[Records from a collection]
-- START --

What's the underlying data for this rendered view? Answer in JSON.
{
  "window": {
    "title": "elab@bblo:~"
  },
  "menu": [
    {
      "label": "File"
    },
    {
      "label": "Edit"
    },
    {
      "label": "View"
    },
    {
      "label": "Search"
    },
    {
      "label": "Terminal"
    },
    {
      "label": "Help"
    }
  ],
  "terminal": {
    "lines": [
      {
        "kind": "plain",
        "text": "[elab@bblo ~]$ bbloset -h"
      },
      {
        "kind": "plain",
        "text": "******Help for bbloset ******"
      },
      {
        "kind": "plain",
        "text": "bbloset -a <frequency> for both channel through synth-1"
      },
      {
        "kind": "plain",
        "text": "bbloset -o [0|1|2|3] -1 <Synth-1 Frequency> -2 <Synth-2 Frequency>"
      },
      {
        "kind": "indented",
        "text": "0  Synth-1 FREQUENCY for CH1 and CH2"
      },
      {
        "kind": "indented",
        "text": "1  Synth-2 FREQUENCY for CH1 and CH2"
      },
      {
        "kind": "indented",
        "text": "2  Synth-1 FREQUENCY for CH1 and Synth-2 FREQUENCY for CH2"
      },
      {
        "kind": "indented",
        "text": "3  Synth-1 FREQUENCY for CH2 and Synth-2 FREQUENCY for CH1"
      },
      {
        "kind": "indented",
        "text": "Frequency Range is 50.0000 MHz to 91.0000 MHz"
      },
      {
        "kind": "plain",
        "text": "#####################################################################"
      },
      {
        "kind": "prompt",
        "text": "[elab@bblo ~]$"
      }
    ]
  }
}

-- END --

## Work to complete
Please output every record, keeping each line exact.

## Task answer
What's the underlying data for this rendered view? Answer in JSON.
{
  "window": {
    "title": "elab@bblo:~"
  },
  "menu": [
    {
      "label": "File"
    },
    {
      "label": "Edit"
    },
    {
      "label": "View"
    },
    {
      "label": "Search"
    },
    {
      "label": "Terminal"
    },
    {
      "label": "Help"
    }
  ],
  "terminal": {
    "lines": [
      {
        "kind": "plain",
        "text": "[elab@bblo ~]$ bbloset -h"
      },
      {
        "kind": "plain",
        "text": "******Help for bbloset ******"
      },
      {
        "kind": "plain",
        "text": "bbloset -a <frequency> for both channel through synth-1"
      },
      {
        "kind": "plain",
        "text": "bbloset -o [0|1|2|3] -1 <Synth-1 Frequency> -2 <Synth-2 Frequency>"
      },
      {
        "kind": "indented",
        "text": "0  Synth-1 FREQUENCY for CH1 and CH2"
      },
      {
        "kind": "indented",
        "text": "1  Synth-2 FREQUENCY for CH1 and CH2"
      },
      {
        "kind": "indented",
        "text": "2  Synth-1 FREQUENCY for CH1 and Synth-2 FREQUENCY for CH2"
      },
      {
        "kind": "indented",
        "text": "3  Synth-1 FREQUENCY for CH2 and Synth-2 FREQUENCY for CH1"
      },
      {
        "kind": "indented",
        "text": "Frequency Range is 50.0000 MHz to 91.0000 MHz"
      },
      {
        "kind": "plain",
        "text": "#####################################################################"
      },
      {
        "kind": "prompt",
        "text": "[elab@bblo ~]$"
      }
    ]
  }
}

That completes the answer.